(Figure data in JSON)
********

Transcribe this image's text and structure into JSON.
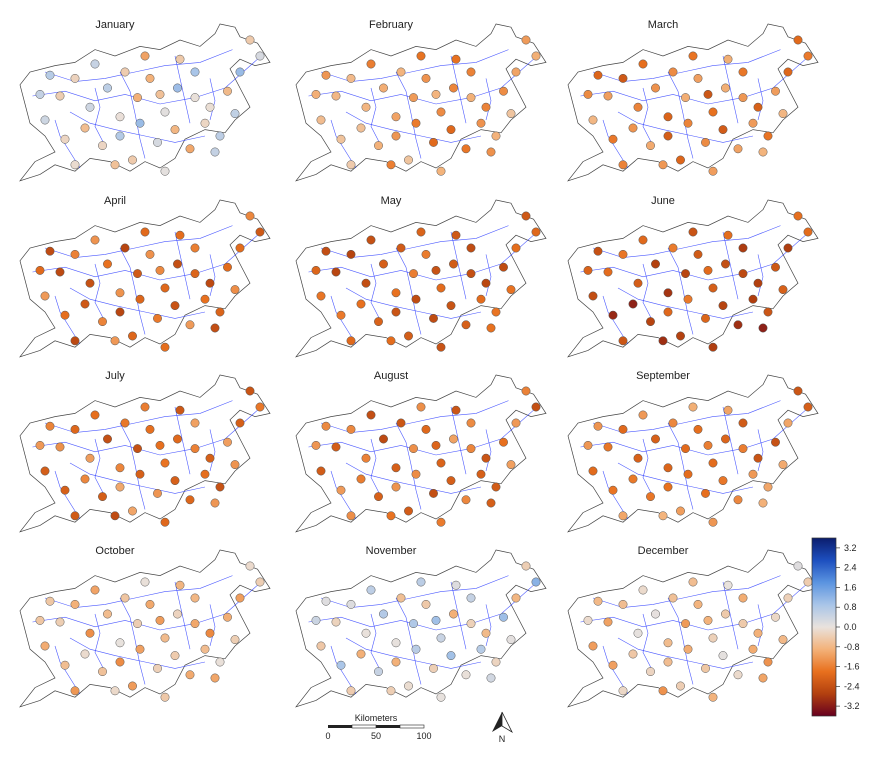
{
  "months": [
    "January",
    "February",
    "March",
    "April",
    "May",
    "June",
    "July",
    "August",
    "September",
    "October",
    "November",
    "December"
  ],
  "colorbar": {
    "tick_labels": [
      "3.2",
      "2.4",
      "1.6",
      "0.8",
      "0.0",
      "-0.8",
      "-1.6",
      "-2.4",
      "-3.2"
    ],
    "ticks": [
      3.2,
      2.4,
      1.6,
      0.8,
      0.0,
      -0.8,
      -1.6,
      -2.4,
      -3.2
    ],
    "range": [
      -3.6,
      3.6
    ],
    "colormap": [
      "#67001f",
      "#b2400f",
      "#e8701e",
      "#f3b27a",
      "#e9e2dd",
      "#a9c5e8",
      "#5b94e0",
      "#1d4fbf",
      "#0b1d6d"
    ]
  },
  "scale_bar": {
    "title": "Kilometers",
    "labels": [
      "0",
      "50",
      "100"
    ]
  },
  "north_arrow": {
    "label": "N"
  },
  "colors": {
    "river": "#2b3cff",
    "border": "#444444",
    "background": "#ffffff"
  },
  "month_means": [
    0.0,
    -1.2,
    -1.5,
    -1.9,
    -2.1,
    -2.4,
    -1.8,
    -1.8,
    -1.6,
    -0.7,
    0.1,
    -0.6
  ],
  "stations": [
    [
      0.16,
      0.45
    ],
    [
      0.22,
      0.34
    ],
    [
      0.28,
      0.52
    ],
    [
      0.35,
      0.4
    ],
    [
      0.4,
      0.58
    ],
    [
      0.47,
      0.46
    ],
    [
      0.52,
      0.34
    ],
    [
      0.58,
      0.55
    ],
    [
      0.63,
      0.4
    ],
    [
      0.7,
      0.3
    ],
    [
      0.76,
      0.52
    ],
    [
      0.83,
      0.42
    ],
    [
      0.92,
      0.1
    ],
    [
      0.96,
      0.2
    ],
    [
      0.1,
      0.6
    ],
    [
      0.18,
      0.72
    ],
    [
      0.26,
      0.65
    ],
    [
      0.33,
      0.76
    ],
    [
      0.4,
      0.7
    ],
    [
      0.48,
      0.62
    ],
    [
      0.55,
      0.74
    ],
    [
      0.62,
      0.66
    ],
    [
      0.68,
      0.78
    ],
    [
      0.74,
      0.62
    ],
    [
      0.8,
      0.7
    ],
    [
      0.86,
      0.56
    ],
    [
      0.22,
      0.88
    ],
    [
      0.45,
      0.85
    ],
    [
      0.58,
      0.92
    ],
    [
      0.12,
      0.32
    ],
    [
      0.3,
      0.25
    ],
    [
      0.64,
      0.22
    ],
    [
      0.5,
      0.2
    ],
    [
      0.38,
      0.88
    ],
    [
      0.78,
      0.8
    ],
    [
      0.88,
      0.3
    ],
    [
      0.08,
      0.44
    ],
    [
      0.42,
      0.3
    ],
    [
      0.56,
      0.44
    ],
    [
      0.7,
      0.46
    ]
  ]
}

********

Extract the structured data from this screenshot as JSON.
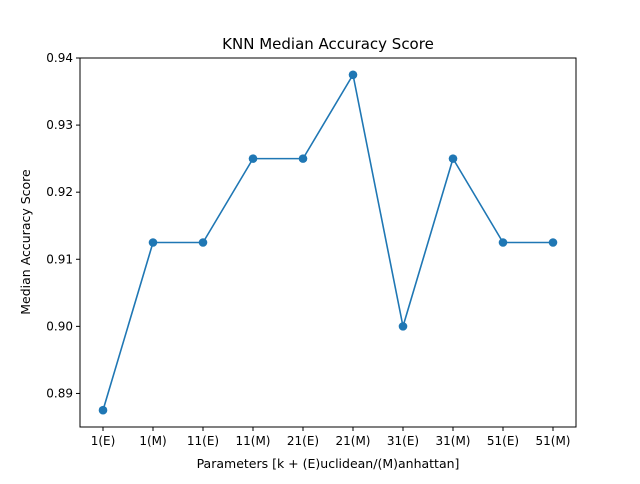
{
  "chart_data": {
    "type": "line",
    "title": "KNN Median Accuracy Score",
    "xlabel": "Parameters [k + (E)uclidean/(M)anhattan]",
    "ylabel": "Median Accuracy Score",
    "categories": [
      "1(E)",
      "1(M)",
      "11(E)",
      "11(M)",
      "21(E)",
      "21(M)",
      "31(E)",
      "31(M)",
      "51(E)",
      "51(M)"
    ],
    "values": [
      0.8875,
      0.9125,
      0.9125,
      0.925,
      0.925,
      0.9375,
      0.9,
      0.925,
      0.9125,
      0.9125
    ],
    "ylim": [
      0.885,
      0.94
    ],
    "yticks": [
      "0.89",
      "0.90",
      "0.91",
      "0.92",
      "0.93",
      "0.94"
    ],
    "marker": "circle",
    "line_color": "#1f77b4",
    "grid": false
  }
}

********

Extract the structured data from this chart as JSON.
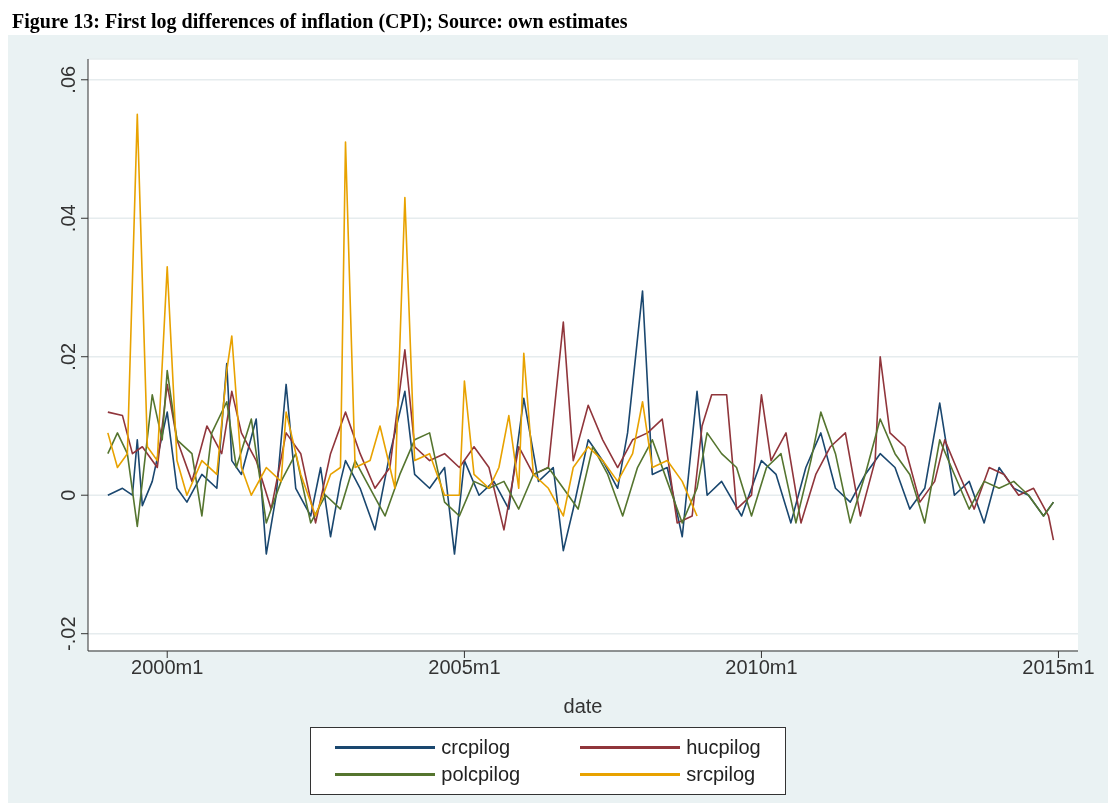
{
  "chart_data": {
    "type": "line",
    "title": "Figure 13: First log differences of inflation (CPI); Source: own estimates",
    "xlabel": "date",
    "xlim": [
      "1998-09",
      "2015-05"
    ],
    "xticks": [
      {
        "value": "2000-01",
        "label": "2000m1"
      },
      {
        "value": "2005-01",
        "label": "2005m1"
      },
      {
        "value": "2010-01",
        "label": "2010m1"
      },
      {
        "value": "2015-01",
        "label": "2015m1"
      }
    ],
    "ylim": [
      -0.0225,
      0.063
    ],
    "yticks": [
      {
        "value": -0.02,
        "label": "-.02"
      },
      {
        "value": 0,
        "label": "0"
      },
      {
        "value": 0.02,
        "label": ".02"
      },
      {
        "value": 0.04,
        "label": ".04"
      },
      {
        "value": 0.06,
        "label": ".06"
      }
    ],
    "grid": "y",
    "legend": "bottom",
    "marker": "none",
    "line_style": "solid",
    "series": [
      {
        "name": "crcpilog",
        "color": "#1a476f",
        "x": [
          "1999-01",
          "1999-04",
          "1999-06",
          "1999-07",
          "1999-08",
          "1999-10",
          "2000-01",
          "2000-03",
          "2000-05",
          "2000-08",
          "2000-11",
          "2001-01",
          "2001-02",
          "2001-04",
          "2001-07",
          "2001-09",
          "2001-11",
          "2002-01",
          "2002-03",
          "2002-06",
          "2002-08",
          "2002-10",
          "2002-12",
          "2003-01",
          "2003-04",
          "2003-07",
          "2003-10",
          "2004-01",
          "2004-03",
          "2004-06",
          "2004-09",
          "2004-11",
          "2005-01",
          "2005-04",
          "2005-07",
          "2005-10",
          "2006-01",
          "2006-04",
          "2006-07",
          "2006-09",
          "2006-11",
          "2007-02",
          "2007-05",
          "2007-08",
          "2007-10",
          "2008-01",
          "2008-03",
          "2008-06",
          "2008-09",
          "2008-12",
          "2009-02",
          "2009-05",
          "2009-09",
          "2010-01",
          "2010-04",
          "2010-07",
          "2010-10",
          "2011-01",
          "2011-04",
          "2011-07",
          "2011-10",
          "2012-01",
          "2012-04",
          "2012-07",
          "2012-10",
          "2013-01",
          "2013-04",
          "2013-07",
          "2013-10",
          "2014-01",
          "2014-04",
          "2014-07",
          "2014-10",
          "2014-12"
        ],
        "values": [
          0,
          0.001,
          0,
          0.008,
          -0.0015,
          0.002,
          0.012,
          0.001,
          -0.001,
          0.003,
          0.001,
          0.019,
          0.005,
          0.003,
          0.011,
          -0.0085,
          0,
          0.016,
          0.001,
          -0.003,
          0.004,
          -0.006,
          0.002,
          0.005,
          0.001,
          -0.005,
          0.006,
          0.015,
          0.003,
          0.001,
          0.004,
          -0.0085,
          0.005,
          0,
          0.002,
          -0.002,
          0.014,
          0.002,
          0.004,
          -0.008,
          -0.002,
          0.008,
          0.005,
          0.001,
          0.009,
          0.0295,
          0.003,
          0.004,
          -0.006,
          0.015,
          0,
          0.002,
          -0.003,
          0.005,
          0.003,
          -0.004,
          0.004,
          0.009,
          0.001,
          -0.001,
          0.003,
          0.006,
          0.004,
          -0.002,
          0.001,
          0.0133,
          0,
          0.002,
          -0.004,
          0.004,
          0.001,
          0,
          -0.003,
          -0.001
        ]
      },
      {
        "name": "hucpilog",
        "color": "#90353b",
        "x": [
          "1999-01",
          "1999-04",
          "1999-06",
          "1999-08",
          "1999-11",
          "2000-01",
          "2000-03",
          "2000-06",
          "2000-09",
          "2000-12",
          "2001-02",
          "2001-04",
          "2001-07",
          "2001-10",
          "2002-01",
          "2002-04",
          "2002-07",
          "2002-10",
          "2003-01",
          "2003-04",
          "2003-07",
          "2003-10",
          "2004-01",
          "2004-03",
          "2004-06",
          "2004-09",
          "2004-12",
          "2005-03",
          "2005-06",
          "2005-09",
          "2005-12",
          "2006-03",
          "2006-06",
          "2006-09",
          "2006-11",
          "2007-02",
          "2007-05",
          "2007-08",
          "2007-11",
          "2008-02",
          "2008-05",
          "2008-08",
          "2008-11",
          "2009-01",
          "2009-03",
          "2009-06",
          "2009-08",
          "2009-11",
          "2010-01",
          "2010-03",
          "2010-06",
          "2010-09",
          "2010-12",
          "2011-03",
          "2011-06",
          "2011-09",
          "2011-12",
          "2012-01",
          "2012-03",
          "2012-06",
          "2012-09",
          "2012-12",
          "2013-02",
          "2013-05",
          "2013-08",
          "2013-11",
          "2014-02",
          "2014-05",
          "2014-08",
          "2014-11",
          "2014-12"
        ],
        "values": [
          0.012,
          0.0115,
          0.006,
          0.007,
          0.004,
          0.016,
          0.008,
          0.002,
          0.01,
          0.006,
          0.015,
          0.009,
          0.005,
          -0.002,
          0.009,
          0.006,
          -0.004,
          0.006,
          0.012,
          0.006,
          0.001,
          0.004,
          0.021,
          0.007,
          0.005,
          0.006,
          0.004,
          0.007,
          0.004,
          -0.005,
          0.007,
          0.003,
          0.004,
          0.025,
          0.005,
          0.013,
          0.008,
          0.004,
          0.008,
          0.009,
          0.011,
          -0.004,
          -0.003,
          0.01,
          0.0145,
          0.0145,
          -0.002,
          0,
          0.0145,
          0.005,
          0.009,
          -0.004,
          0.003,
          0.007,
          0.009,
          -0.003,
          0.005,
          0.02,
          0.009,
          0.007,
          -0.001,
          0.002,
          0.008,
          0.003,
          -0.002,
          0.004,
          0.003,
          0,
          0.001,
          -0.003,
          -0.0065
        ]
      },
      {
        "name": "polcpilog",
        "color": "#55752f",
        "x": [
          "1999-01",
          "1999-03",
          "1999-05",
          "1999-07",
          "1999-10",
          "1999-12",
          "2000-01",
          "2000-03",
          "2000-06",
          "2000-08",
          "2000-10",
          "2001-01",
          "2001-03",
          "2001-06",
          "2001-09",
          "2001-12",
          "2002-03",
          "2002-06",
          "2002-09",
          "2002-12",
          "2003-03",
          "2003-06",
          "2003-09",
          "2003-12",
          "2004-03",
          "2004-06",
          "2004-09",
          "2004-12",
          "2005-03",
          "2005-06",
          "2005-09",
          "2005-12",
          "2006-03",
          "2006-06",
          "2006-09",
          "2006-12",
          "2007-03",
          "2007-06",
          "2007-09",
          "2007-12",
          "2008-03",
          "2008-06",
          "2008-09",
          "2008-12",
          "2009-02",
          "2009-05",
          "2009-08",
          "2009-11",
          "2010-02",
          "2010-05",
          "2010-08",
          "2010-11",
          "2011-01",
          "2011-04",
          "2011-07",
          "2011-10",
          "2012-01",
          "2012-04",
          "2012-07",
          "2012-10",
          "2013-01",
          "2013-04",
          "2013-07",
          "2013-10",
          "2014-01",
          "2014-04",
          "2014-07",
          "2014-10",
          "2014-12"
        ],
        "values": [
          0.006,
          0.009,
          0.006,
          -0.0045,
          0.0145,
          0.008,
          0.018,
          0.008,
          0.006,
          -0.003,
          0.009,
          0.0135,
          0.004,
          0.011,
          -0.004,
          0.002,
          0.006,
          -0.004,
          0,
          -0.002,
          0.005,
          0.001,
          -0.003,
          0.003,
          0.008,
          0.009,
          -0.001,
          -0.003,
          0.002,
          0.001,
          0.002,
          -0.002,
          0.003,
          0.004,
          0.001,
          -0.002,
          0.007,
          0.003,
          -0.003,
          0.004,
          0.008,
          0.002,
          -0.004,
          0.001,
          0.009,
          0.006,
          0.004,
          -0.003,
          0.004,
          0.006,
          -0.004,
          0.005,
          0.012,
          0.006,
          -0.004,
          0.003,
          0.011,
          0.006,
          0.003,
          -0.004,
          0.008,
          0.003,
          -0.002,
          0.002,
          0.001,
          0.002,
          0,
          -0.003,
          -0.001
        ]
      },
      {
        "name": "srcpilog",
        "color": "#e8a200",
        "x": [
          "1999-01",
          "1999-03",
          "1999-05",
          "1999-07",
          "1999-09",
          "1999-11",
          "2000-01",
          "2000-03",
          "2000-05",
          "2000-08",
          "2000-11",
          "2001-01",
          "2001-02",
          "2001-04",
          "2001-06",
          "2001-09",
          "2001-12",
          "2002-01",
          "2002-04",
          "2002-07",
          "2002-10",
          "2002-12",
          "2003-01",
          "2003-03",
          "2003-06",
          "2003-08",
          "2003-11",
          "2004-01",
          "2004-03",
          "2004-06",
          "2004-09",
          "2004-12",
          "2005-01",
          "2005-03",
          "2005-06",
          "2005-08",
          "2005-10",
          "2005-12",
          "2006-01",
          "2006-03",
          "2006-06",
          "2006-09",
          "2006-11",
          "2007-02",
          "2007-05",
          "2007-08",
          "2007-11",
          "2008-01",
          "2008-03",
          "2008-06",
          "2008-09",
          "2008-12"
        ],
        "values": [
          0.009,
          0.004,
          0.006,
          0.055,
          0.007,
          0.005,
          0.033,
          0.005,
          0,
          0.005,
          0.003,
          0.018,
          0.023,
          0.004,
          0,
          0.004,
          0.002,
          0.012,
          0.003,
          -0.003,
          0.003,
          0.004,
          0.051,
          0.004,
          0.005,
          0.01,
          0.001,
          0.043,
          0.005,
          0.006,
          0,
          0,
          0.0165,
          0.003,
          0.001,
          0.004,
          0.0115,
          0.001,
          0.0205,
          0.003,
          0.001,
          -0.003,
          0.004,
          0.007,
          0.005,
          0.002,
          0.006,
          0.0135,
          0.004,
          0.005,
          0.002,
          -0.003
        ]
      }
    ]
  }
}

********

#### Exercise instructions
Select from the material above each line in which the string "name" appears, and list those lines.

#### Correct answer
        "name": "crcpilog",
        "name": "hucpilog",
        "name": "polcpilog",
        "name": "srcpilog",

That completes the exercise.